• **MATERIAL TO PROCESS**:
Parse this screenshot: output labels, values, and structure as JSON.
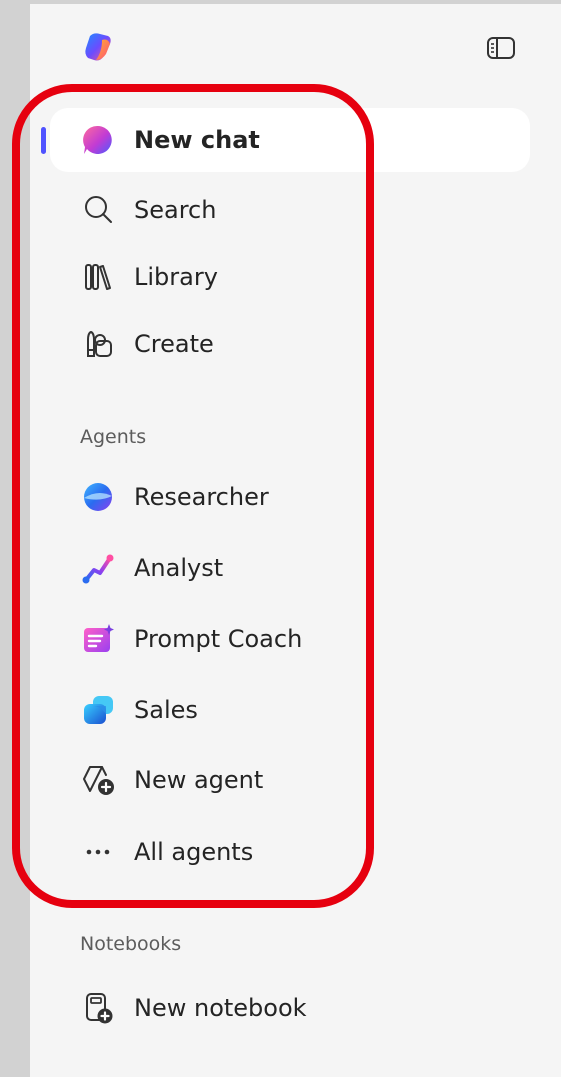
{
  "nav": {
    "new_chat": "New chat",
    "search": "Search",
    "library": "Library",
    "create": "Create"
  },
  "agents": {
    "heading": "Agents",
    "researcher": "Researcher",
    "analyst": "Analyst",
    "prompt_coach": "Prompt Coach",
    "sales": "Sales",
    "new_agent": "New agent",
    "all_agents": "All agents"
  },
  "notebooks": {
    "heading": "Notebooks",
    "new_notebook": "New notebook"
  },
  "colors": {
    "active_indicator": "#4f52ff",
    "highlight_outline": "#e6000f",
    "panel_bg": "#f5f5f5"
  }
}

• **WHAT NEEDS TO BE DONE**: Omit every picture, then reproduce the rest of the listing exactly.

• **RESULT**:
Parse this screenshot: output labels, values, and structure as JSON.
{
  "nav": {
    "new_chat": "New chat",
    "search": "Search",
    "library": "Library",
    "create": "Create"
  },
  "agents": {
    "heading": "Agents",
    "researcher": "Researcher",
    "analyst": "Analyst",
    "prompt_coach": "Prompt Coach",
    "sales": "Sales",
    "new_agent": "New agent",
    "all_agents": "All agents"
  },
  "notebooks": {
    "heading": "Notebooks",
    "new_notebook": "New notebook"
  },
  "colors": {
    "active_indicator": "#4f52ff",
    "highlight_outline": "#e6000f",
    "panel_bg": "#f5f5f5"
  }
}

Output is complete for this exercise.